WORK INSTRUCTIONS >>
Copy the records below exactly, leaving out every picture.

=-=-=

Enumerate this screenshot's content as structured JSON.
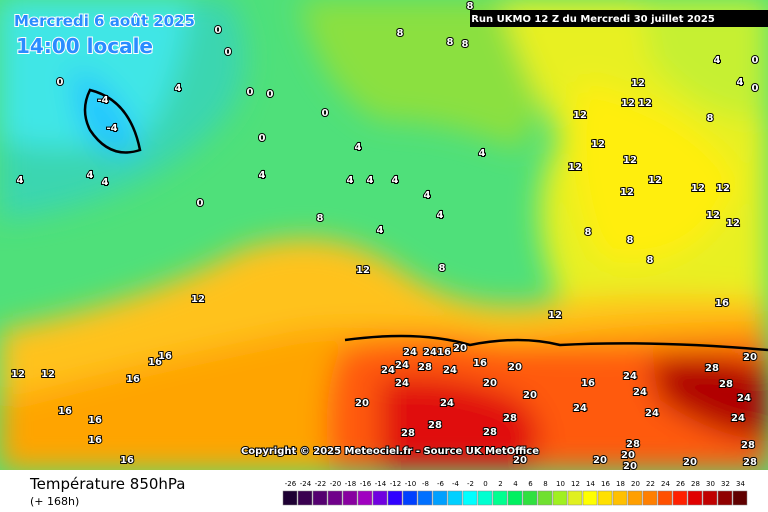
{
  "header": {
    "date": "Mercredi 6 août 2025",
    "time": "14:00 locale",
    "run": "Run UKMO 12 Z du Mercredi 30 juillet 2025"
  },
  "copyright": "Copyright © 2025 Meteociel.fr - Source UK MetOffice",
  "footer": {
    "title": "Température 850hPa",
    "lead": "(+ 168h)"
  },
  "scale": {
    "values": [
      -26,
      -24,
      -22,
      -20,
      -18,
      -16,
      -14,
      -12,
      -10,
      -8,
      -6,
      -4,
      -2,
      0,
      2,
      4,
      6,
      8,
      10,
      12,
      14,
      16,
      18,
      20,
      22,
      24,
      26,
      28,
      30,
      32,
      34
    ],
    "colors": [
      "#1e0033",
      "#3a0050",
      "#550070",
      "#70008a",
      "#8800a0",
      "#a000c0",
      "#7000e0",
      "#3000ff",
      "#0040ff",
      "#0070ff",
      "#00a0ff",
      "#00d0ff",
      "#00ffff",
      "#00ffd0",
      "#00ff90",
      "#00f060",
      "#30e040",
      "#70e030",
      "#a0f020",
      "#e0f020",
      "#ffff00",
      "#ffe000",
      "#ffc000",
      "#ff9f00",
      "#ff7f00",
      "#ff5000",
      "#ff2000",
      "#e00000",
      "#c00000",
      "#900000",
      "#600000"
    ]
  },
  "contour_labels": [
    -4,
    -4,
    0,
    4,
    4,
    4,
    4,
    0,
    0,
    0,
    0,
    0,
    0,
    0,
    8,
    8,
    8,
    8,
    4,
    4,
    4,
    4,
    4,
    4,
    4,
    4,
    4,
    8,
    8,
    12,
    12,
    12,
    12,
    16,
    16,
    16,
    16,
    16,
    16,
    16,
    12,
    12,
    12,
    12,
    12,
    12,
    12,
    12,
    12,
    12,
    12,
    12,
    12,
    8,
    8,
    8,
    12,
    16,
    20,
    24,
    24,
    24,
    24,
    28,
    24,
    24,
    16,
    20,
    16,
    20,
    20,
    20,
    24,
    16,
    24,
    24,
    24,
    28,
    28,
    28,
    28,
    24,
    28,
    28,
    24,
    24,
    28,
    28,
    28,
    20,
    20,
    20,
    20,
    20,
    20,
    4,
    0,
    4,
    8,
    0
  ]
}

=-=-=

WRITTEN ANSWER >>
Enumerate this screenshot's content as structured JSON.
{
  "header": {
    "date": "Mercredi 6 août 2025",
    "time": "14:00 locale",
    "run": "Run UKMO 12 Z du Mercredi 30 juillet 2025"
  },
  "copyright": "Copyright © 2025 Meteociel.fr - Source UK MetOffice",
  "footer": {
    "title": "Température 850hPa",
    "lead": "(+ 168h)"
  },
  "scale": {
    "values": [
      -26,
      -24,
      -22,
      -20,
      -18,
      -16,
      -14,
      -12,
      -10,
      -8,
      -6,
      -4,
      -2,
      0,
      2,
      4,
      6,
      8,
      10,
      12,
      14,
      16,
      18,
      20,
      22,
      24,
      26,
      28,
      30,
      32,
      34
    ],
    "colors": [
      "#1e0033",
      "#3a0050",
      "#550070",
      "#70008a",
      "#8800a0",
      "#a000c0",
      "#7000e0",
      "#3000ff",
      "#0040ff",
      "#0070ff",
      "#00a0ff",
      "#00d0ff",
      "#00ffff",
      "#00ffd0",
      "#00ff90",
      "#00f060",
      "#30e040",
      "#70e030",
      "#a0f020",
      "#e0f020",
      "#ffff00",
      "#ffe000",
      "#ffc000",
      "#ff9f00",
      "#ff7f00",
      "#ff5000",
      "#ff2000",
      "#e00000",
      "#c00000",
      "#900000",
      "#600000"
    ]
  },
  "contour_labels": [
    -4,
    -4,
    0,
    4,
    4,
    4,
    4,
    0,
    0,
    0,
    0,
    0,
    0,
    0,
    8,
    8,
    8,
    8,
    4,
    4,
    4,
    4,
    4,
    4,
    4,
    4,
    4,
    8,
    8,
    12,
    12,
    12,
    12,
    16,
    16,
    16,
    16,
    16,
    16,
    16,
    12,
    12,
    12,
    12,
    12,
    12,
    12,
    12,
    12,
    12,
    12,
    12,
    12,
    8,
    8,
    8,
    12,
    16,
    20,
    24,
    24,
    24,
    24,
    28,
    24,
    24,
    16,
    20,
    16,
    20,
    20,
    20,
    24,
    16,
    24,
    24,
    24,
    28,
    28,
    28,
    28,
    24,
    28,
    28,
    24,
    24,
    28,
    28,
    28,
    20,
    20,
    20,
    20,
    20,
    20,
    4,
    0,
    4,
    8,
    0
  ]
}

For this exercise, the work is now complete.